◆ **Data provided**
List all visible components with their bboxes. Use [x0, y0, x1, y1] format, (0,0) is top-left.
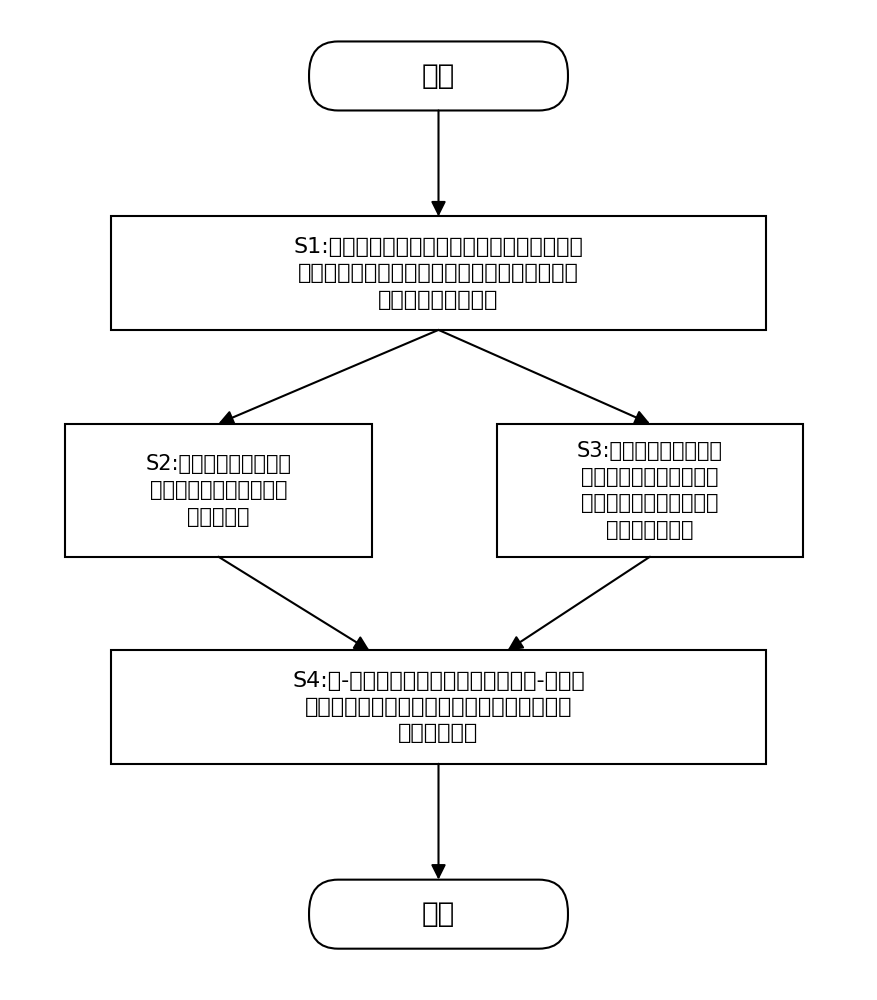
- FancyBboxPatch shape: [111, 216, 766, 330]
- Text: 结束: 结束: [422, 900, 455, 928]
- FancyBboxPatch shape: [65, 424, 372, 557]
- Text: S3:十字型交叉口信号配
时方案确定，该信号配时
条件下交叉口乘客总延误
模型建立与标定: S3:十字型交叉口信号配 时方案确定，该信号配时 条件下交叉口乘客总延误 模型建…: [577, 441, 723, 540]
- FancyBboxPatch shape: [309, 880, 568, 949]
- Text: S2:无交通信号控制十字
型交叉口乘客总延误模型
建立与标定: S2:无交通信号控制十字 型交叉口乘客总延误模型 建立与标定: [146, 454, 291, 527]
- Text: S4:主-支路当量车流计算模型建立、主-支路当
量车流阈値图确定，并判断交叉口是否需要设
置交通信号灯: S4:主-支路当量车流计算模型建立、主-支路当 量车流阈値图确定，并判断交叉口是…: [292, 671, 585, 743]
- Text: 开始: 开始: [422, 62, 455, 90]
- Text: S1:无交通信号控制十字型交叉口交通特征数据
集搞建，对交叉口各进口方向编号，计算交叉口
当量交通流特征参数: S1:无交通信号控制十字型交叉口交通特征数据 集搞建，对交叉口各进口方向编号，计…: [294, 237, 583, 310]
- FancyBboxPatch shape: [111, 650, 766, 764]
- FancyBboxPatch shape: [309, 41, 568, 110]
- FancyBboxPatch shape: [496, 424, 803, 557]
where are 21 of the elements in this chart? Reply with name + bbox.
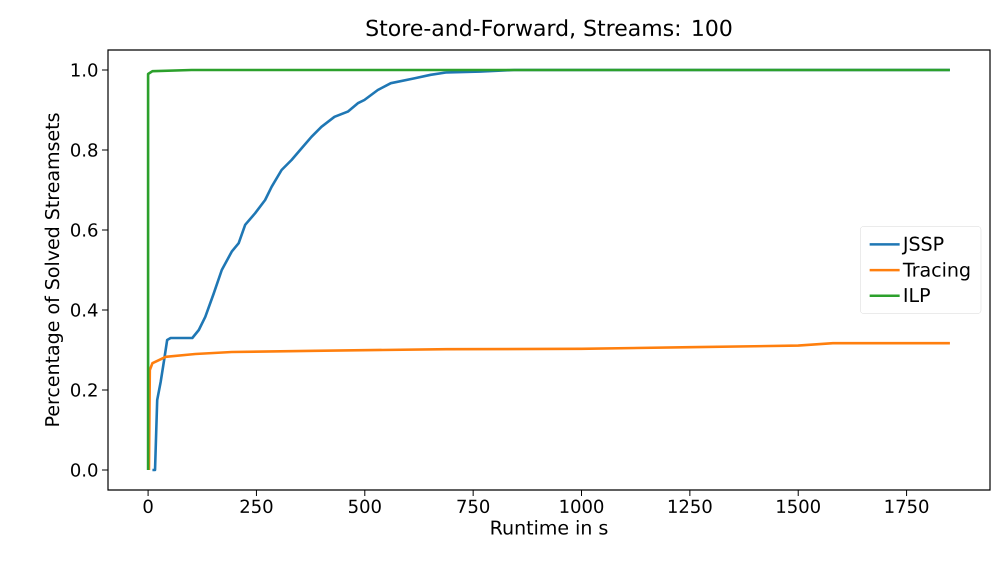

◆ **Problem description**
Output each line of the material above as a numbered list, skipping any blank lines. Leave the pictures out.

◆ **Task output**
1. List all visible components with their bboxes. Use [x0, y0, x1, y1] format, (0,0) is top-left.
2. - FancyBboxPatch shape: [111, 216, 766, 330]
3. - Text: 结束: 结束: [422, 900, 455, 928]
4. - FancyBboxPatch shape: [65, 424, 372, 557]
5. - Text: S3:十字型交叉口信号配
6. 时方案确定，该信号配时
7. 条件下交叉口乘客总延误
8. 模型建立与标定: S3:十字型交叉口信号配 时方案确定，该信号配时 条件下交叉口乘客总延误 模型建…: [577, 441, 723, 540]
9. - FancyBboxPatch shape: [309, 880, 568, 949]
10. - Text: S2:无交通信号控制十字
11. 型交叉口乘客总延误模型
12. 建立与标定: S2:无交通信号控制十字 型交叉口乘客总延误模型 建立与标定: [146, 454, 291, 527]
13. - Text: S4:主-支路当量车流计算模型建立、主-支路当
14. 量车流阈値图确定，并判断交叉口是否需要设
15. 置交通信号灯: S4:主-支路当量车流计算模型建立、主-支路当 量车流阈値图确定，并判断交叉口是…: [292, 671, 585, 743]
16. - Text: 开始: 开始: [422, 62, 455, 90]
17. - Text: S1:无交通信号控制十字型交叉口交通特征数据
18. 集搞建，对交叉口各进口方向编号，计算交叉口
19. 当量交通流特征参数: S1:无交通信号控制十字型交叉口交通特征数据 集搞建，对交叉口各进口方向编号，计…: [294, 237, 583, 310]
20. - FancyBboxPatch shape: [111, 650, 766, 764]
21. - FancyBboxPatch shape: [309, 41, 568, 110]
22. - FancyBboxPatch shape: [496, 424, 803, 557]
23. where are 21 of the elements in this chart? Reply with name + bbox.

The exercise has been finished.